**Data for the task**
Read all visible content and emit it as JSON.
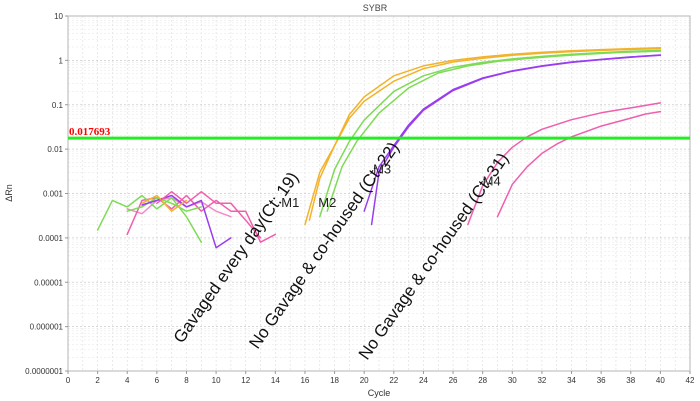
{
  "chart_data": {
    "type": "line",
    "title": "SYBR",
    "xlabel": "Cycle",
    "ylabel": "ΔRn",
    "xlim": [
      0,
      42
    ],
    "ylim": [
      1e-07,
      10
    ],
    "yscale": "log",
    "grid": true,
    "x_ticks": [
      "0",
      "2",
      "4",
      "6",
      "8",
      "10",
      "12",
      "14",
      "16",
      "18",
      "20",
      "22",
      "24",
      "26",
      "28",
      "30",
      "32",
      "34",
      "36",
      "38",
      "40",
      "42"
    ],
    "y_ticks": [
      "0.0000001",
      "0.000001",
      "0.00001",
      "0.0001",
      "0.001",
      "0.01",
      "0.1",
      "1",
      "10"
    ],
    "threshold": {
      "value": 0.017693,
      "label": "0.017693",
      "color": "#22ee22"
    },
    "colors": {
      "gold": "#f2b32c",
      "green": "#7edb55",
      "purple": "#9a3df0",
      "pink": "#ef5fae",
      "pink_light": "#f28bc8"
    },
    "series": [
      {
        "color": "#f2b32c",
        "x": [
          16,
          17,
          18,
          19,
          20,
          22,
          24,
          26,
          28,
          30,
          32,
          34,
          36,
          38,
          40
        ],
        "y": [
          0.0002,
          0.003,
          0.012,
          0.05,
          0.12,
          0.34,
          0.65,
          0.92,
          1.12,
          1.3,
          1.45,
          1.58,
          1.68,
          1.77,
          1.83
        ]
      },
      {
        "color": "#f2b32c",
        "x": [
          16.3,
          17,
          18,
          19,
          20,
          22,
          24,
          26,
          28,
          30,
          32,
          34,
          36,
          38,
          40
        ],
        "y": [
          0.00025,
          0.0022,
          0.012,
          0.06,
          0.15,
          0.45,
          0.75,
          1.0,
          1.2,
          1.38,
          1.52,
          1.65,
          1.75,
          1.84,
          1.92
        ]
      },
      {
        "color": "#7edb55",
        "x": [
          17,
          18,
          19,
          20,
          22,
          24,
          26,
          28,
          30,
          32,
          34,
          36,
          38,
          40
        ],
        "y": [
          0.0003,
          0.0035,
          0.015,
          0.045,
          0.2,
          0.45,
          0.7,
          0.9,
          1.08,
          1.23,
          1.37,
          1.5,
          1.6,
          1.67
        ]
      },
      {
        "color": "#7edb55",
        "x": [
          17.5,
          18.5,
          19.5,
          21,
          23,
          25,
          27,
          29,
          31,
          33,
          35,
          37,
          39,
          40
        ],
        "y": [
          0.0004,
          0.004,
          0.015,
          0.065,
          0.24,
          0.52,
          0.75,
          0.95,
          1.1,
          1.25,
          1.38,
          1.5,
          1.58,
          1.62
        ]
      },
      {
        "color": "#9a3df0",
        "x": [
          20,
          21,
          22,
          23,
          24,
          26,
          28,
          30,
          32,
          34,
          36,
          38,
          40
        ],
        "y": [
          0.0004,
          0.004,
          0.012,
          0.035,
          0.08,
          0.22,
          0.4,
          0.58,
          0.75,
          0.92,
          1.05,
          1.2,
          1.32
        ]
      },
      {
        "color": "#9a3df0",
        "x": [
          20.5,
          21,
          22,
          23,
          24,
          26,
          28,
          30,
          32,
          34,
          36,
          38,
          40
        ],
        "y": [
          0.0002,
          0.003,
          0.011,
          0.032,
          0.075,
          0.21,
          0.39,
          0.57,
          0.74,
          0.9,
          1.04,
          1.18,
          1.3
        ]
      },
      {
        "color": "#ef5fae",
        "x": [
          27,
          28,
          29,
          30,
          31,
          32,
          34,
          36,
          38,
          40
        ],
        "y": [
          0.0002,
          0.0015,
          0.005,
          0.011,
          0.019,
          0.028,
          0.046,
          0.066,
          0.085,
          0.11
        ]
      },
      {
        "color": "#ef5fae",
        "x": [
          29,
          30,
          31,
          32,
          33,
          34,
          36,
          38,
          39,
          40
        ],
        "y": [
          0.0003,
          0.0016,
          0.004,
          0.008,
          0.013,
          0.019,
          0.033,
          0.05,
          0.062,
          0.07
        ]
      },
      {
        "color": "#f28bc8",
        "x": [
          4,
          5,
          6,
          7,
          8,
          9,
          10,
          11
        ],
        "y": [
          0.00045,
          0.00035,
          0.0007,
          0.0008,
          0.0005,
          0.00065,
          0.0004,
          0.0003
        ]
      },
      {
        "color": "#ef5fae",
        "x": [
          4,
          5,
          6,
          7,
          8,
          9,
          10,
          11,
          12,
          13,
          14
        ],
        "y": [
          0.00012,
          0.0007,
          0.0008,
          0.00045,
          0.0009,
          0.0004,
          0.0007,
          0.0004,
          0.0004,
          8e-05,
          0.00012
        ]
      },
      {
        "color": "#7edb55",
        "x": [
          2,
          3,
          4,
          5,
          6,
          7,
          8,
          9
        ],
        "y": [
          0.00015,
          0.0007,
          0.0005,
          0.0009,
          0.00045,
          0.0008,
          0.0003,
          8e-05
        ]
      },
      {
        "color": "#7edb55",
        "x": [
          4,
          5,
          6,
          7,
          8,
          9
        ],
        "y": [
          0.0004,
          0.0005,
          0.0008,
          0.0006,
          0.0004,
          0.0005
        ]
      },
      {
        "color": "#9a3df0",
        "x": [
          5,
          6,
          7,
          8,
          9,
          10,
          11
        ],
        "y": [
          0.00055,
          0.0007,
          0.0009,
          0.0005,
          0.0007,
          6e-05,
          0.0001
        ]
      },
      {
        "color": "#f2b32c",
        "x": [
          5,
          6,
          7,
          8
        ],
        "y": [
          0.0006,
          0.0009,
          0.0004,
          0.0007
        ]
      },
      {
        "color": "#ef5fae",
        "x": [
          6,
          7,
          8,
          9,
          10,
          11,
          12,
          13
        ],
        "y": [
          0.0006,
          0.0011,
          0.0006,
          0.0011,
          0.0006,
          0.0006,
          0.00025,
          0.0001
        ]
      }
    ],
    "curve_labels": [
      {
        "text": "M1",
        "x": 14.4,
        "y": 0.0005
      },
      {
        "text": "M2",
        "x": 16.9,
        "y": 0.0005
      },
      {
        "text": "M3",
        "x": 20.6,
        "y": 0.0028
      },
      {
        "text": "M4",
        "x": 28,
        "y": 0.0015
      }
    ],
    "group_labels": [
      {
        "text": "Gavaged every day(Ct: 19)",
        "x": 7.7,
        "y": 4e-07
      },
      {
        "text": "No Gavage & co-housed (Ct: 22)",
        "x": 12.8,
        "y": 3e-07
      },
      {
        "text": "No Gavage & co-housed (Ct: 31)",
        "x": 20.2,
        "y": 1.7e-07
      }
    ]
  }
}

**Short problem**
Find the lines with the string "housed" and reproduce them.

**Task solution**
        "text": "No Gavage & co-housed (Ct: 22)",
        "text": "No Gavage & co-housed (Ct: 31)",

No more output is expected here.